━━━ LISTED ENTRIES ━━━
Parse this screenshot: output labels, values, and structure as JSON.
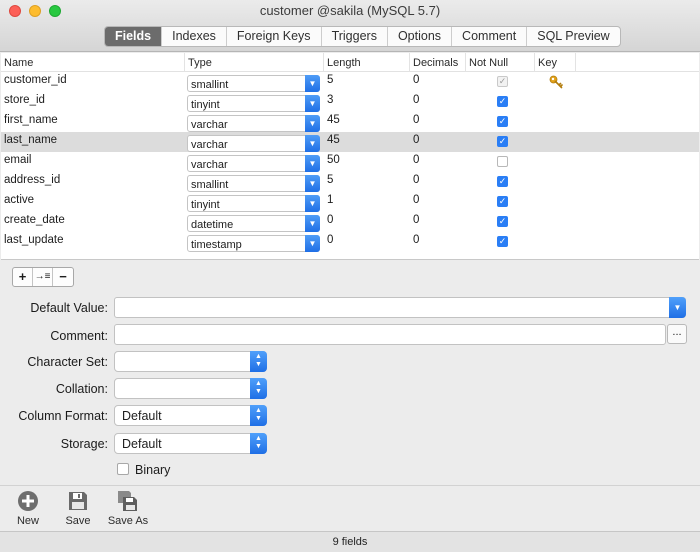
{
  "window": {
    "title": "customer @sakila (MySQL 5.7)"
  },
  "tabs": [
    "Fields",
    "Indexes",
    "Foreign Keys",
    "Triggers",
    "Options",
    "Comment",
    "SQL Preview"
  ],
  "columns": [
    "Name",
    "Type",
    "Length",
    "Decimals",
    "Not Null",
    "Key"
  ],
  "rows": [
    {
      "name": "customer_id",
      "type": "smallint",
      "length": "5",
      "decimals": "0",
      "not_null": true,
      "disabled": true,
      "key": true
    },
    {
      "name": "store_id",
      "type": "tinyint",
      "length": "3",
      "decimals": "0",
      "not_null": true,
      "disabled": false,
      "key": false
    },
    {
      "name": "first_name",
      "type": "varchar",
      "length": "45",
      "decimals": "0",
      "not_null": true,
      "disabled": false,
      "key": false
    },
    {
      "name": "last_name",
      "type": "varchar",
      "length": "45",
      "decimals": "0",
      "not_null": true,
      "disabled": false,
      "key": false,
      "selected": true
    },
    {
      "name": "email",
      "type": "varchar",
      "length": "50",
      "decimals": "0",
      "not_null": false,
      "disabled": false,
      "key": false
    },
    {
      "name": "address_id",
      "type": "smallint",
      "length": "5",
      "decimals": "0",
      "not_null": true,
      "disabled": false,
      "key": false
    },
    {
      "name": "active",
      "type": "tinyint",
      "length": "1",
      "decimals": "0",
      "not_null": true,
      "disabled": false,
      "key": false
    },
    {
      "name": "create_date",
      "type": "datetime",
      "length": "0",
      "decimals": "0",
      "not_null": true,
      "disabled": false,
      "key": false
    },
    {
      "name": "last_update",
      "type": "timestamp",
      "length": "0",
      "decimals": "0",
      "not_null": true,
      "disabled": false,
      "key": false
    }
  ],
  "row_buttons": {
    "add": "+",
    "insert": "→≡",
    "remove": "−"
  },
  "form": {
    "default_value_label": "Default Value:",
    "default_value": "",
    "comment_label": "Comment:",
    "comment": "",
    "comment_more": "...",
    "charset_label": "Character Set:",
    "charset": "",
    "collation_label": "Collation:",
    "collation": "",
    "column_format_label": "Column Format:",
    "column_format": "Default",
    "storage_label": "Storage:",
    "storage": "Default",
    "binary_label": "Binary",
    "binary": false
  },
  "toolbar": {
    "new": "New",
    "save": "Save",
    "save_as": "Save As"
  },
  "status": "9 fields",
  "colors": {
    "accent": "#2a7ef5",
    "selected_row": "#dcdcdc",
    "active_tab": "#6c6c6c"
  }
}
━━━
#### [EXERCISE PROMPT]
Retype every entry verbatim and exclude the pictures from the copy.

#### [WRITTEN RESPONSE]
Parse this screenshot: output labels, values, and structure as JSON.
{
  "window": {
    "title": "customer @sakila (MySQL 5.7)"
  },
  "tabs": [
    "Fields",
    "Indexes",
    "Foreign Keys",
    "Triggers",
    "Options",
    "Comment",
    "SQL Preview"
  ],
  "columns": [
    "Name",
    "Type",
    "Length",
    "Decimals",
    "Not Null",
    "Key"
  ],
  "rows": [
    {
      "name": "customer_id",
      "type": "smallint",
      "length": "5",
      "decimals": "0",
      "not_null": true,
      "disabled": true,
      "key": true
    },
    {
      "name": "store_id",
      "type": "tinyint",
      "length": "3",
      "decimals": "0",
      "not_null": true,
      "disabled": false,
      "key": false
    },
    {
      "name": "first_name",
      "type": "varchar",
      "length": "45",
      "decimals": "0",
      "not_null": true,
      "disabled": false,
      "key": false
    },
    {
      "name": "last_name",
      "type": "varchar",
      "length": "45",
      "decimals": "0",
      "not_null": true,
      "disabled": false,
      "key": false,
      "selected": true
    },
    {
      "name": "email",
      "type": "varchar",
      "length": "50",
      "decimals": "0",
      "not_null": false,
      "disabled": false,
      "key": false
    },
    {
      "name": "address_id",
      "type": "smallint",
      "length": "5",
      "decimals": "0",
      "not_null": true,
      "disabled": false,
      "key": false
    },
    {
      "name": "active",
      "type": "tinyint",
      "length": "1",
      "decimals": "0",
      "not_null": true,
      "disabled": false,
      "key": false
    },
    {
      "name": "create_date",
      "type": "datetime",
      "length": "0",
      "decimals": "0",
      "not_null": true,
      "disabled": false,
      "key": false
    },
    {
      "name": "last_update",
      "type": "timestamp",
      "length": "0",
      "decimals": "0",
      "not_null": true,
      "disabled": false,
      "key": false
    }
  ],
  "row_buttons": {
    "add": "+",
    "insert": "→≡",
    "remove": "−"
  },
  "form": {
    "default_value_label": "Default Value:",
    "default_value": "",
    "comment_label": "Comment:",
    "comment": "",
    "comment_more": "...",
    "charset_label": "Character Set:",
    "charset": "",
    "collation_label": "Collation:",
    "collation": "",
    "column_format_label": "Column Format:",
    "column_format": "Default",
    "storage_label": "Storage:",
    "storage": "Default",
    "binary_label": "Binary",
    "binary": false
  },
  "toolbar": {
    "new": "New",
    "save": "Save",
    "save_as": "Save As"
  },
  "status": "9 fields",
  "colors": {
    "accent": "#2a7ef5",
    "selected_row": "#dcdcdc",
    "active_tab": "#6c6c6c"
  }
}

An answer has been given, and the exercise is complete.